Search the records below for the word "joiden" and show every line where it occurs.
** START OF PROVIDED INFORMATION **
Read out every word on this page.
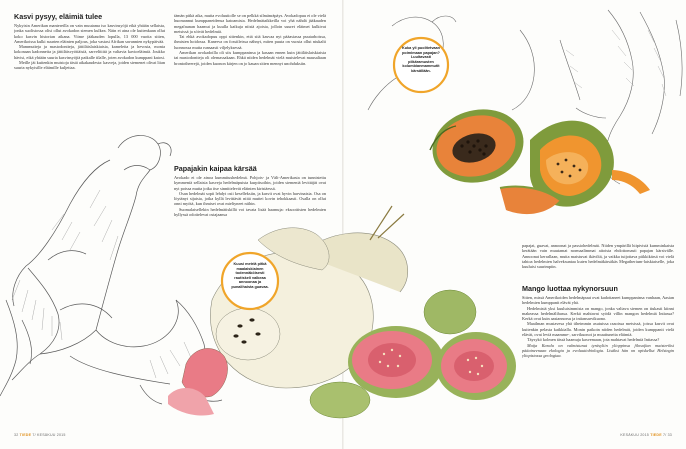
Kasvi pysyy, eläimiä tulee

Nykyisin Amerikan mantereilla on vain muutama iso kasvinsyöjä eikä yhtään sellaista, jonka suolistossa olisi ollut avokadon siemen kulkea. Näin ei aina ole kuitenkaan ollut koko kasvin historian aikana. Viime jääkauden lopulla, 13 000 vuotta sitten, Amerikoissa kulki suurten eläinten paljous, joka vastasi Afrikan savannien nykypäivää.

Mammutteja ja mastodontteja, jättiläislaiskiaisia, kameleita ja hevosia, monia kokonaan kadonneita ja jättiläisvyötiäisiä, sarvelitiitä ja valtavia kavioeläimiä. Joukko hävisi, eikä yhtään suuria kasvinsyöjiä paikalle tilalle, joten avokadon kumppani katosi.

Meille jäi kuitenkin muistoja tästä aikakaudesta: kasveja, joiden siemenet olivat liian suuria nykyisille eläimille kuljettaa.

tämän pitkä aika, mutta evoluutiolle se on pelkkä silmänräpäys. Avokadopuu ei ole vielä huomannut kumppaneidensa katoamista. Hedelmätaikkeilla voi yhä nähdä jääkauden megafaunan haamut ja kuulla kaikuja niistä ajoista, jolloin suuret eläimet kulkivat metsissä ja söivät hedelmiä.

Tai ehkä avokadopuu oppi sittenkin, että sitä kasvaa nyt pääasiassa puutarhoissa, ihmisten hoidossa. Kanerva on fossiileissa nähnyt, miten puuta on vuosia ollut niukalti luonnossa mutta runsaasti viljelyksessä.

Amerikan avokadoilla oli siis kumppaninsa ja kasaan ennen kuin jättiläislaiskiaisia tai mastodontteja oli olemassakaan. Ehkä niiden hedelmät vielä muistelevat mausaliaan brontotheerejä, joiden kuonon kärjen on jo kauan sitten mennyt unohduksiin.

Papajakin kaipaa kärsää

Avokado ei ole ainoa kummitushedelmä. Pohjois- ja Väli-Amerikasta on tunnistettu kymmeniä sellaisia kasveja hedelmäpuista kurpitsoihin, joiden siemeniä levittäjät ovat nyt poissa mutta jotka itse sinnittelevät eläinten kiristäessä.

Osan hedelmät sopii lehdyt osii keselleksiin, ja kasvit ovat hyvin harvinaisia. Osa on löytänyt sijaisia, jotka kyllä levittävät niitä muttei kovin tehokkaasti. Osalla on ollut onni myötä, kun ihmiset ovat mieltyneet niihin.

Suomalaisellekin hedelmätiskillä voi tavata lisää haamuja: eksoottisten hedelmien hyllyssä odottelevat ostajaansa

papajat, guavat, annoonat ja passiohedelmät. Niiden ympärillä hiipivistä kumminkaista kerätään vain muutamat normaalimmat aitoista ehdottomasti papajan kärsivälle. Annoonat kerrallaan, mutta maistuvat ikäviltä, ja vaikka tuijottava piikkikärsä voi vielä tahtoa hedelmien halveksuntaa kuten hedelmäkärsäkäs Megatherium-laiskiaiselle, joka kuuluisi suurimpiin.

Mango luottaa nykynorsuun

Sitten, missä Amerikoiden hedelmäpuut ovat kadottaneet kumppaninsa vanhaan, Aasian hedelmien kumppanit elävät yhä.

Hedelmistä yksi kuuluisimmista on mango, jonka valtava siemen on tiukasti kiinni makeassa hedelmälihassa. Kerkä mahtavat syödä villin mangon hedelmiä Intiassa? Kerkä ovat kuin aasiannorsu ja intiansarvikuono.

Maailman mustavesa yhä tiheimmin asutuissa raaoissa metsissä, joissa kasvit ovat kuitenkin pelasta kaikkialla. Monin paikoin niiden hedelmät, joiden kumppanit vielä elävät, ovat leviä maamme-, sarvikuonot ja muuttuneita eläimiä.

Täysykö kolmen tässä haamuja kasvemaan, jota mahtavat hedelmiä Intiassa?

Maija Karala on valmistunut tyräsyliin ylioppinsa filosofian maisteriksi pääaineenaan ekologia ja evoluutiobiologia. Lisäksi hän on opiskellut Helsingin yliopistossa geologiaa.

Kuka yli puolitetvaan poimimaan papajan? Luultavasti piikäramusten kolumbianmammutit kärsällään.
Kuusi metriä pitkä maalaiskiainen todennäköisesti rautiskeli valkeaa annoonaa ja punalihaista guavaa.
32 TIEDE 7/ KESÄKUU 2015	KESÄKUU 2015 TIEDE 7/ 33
** END OF PROVIDED INFORMATION **
** START OF PROVIDED INFORMATION **
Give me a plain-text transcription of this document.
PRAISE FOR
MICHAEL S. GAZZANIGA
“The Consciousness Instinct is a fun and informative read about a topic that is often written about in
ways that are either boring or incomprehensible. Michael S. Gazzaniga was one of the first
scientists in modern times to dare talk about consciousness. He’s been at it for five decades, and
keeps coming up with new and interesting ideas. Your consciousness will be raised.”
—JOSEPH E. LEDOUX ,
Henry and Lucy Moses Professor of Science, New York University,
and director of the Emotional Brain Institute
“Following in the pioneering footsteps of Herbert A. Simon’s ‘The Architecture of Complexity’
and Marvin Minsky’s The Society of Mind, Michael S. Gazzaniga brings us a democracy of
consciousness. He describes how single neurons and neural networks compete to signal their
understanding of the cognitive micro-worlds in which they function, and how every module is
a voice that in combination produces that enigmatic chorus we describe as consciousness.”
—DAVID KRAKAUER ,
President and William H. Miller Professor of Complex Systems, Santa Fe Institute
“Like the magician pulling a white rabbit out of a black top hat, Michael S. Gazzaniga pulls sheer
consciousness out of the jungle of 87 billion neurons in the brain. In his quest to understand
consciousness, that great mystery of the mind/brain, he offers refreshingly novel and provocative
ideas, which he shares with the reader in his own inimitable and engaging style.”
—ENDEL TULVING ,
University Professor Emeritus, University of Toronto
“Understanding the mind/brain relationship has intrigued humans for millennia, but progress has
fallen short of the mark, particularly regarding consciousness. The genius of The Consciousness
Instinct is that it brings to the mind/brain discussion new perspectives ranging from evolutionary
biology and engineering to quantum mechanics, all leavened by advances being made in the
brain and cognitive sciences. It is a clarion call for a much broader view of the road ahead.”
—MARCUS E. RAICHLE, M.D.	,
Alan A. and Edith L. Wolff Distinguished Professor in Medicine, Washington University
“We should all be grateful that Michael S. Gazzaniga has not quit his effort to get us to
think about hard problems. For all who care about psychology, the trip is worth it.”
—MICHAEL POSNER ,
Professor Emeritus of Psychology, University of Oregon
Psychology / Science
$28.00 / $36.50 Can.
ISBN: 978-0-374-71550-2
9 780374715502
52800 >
** END OF PROVIDED INFORMATION **
** START OF PROVIDED INFORMATION **
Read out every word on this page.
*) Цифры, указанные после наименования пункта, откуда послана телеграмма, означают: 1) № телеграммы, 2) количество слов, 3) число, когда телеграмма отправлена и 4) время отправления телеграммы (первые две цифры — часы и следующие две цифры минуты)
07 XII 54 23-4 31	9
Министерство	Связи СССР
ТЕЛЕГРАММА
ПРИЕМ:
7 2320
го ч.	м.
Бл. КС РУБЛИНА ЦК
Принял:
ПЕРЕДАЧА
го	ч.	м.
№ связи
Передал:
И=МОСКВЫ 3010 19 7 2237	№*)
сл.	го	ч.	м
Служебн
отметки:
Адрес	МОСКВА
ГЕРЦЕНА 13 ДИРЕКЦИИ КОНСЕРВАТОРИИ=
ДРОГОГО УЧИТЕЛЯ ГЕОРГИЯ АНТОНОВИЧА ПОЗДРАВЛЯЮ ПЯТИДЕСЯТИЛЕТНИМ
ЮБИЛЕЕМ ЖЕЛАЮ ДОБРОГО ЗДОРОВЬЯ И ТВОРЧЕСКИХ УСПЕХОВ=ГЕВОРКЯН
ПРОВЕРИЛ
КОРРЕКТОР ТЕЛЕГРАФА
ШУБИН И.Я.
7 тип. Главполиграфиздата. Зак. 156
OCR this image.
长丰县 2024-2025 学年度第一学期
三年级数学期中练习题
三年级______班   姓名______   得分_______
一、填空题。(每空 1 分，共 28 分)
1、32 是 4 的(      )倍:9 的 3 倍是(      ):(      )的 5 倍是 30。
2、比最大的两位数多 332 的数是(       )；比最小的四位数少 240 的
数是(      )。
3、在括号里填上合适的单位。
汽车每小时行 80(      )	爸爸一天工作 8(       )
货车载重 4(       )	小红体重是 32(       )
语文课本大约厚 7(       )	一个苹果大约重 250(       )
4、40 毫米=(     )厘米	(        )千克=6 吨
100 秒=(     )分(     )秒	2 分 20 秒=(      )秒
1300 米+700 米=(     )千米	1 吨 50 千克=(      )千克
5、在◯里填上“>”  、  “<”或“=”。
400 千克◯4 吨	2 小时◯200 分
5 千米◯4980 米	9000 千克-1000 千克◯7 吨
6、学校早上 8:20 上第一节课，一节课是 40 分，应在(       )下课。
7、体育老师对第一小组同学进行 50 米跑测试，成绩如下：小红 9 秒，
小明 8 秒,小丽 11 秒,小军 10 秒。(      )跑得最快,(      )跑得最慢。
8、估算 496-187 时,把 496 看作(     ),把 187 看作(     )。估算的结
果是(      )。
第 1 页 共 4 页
** END OF PROVIDED INFORMATION **
*EXERCISE RESULT*.
Meille jäi kuitenkin muistoja tästä aikakaudesta: kasveja, joiden siemenet olivat liian suuria nykyisille eläimille kuljettaa.
Amerikan avokadoilla oli siis kumppaninsa ja kasaan ennen kuin jättiläislaiskiaisia tai mastodontteja oli olemassakaan. Ehkä niiden hedelmät vielä muistelevat mausaliaan brontotheerejä, joiden kuonon kärjen on jo kauan sitten mennyt unohduksiin.
Avokado ei ole ainoa kummitushedelmä. Pohjois- ja Väli-Amerikasta on tunnistettu kymmeniä sellaisia kasveja hedelmäpuista kurpitsoihin, joiden siemeniä levittäjät ovat nyt poissa mutta jotka itse sinnittelevät eläinten kiristäessä.
Maailman mustavesa yhä tiheimmin asutuissa raaoissa metsissä, joissa kasvit ovat kuitenkin pelasta kaikkialla. Monin paikoin niiden hedelmät, joiden kumppanit vielä elävät, ovat leviä maamme-, sarvikuonot ja muuttuneita eläimiä.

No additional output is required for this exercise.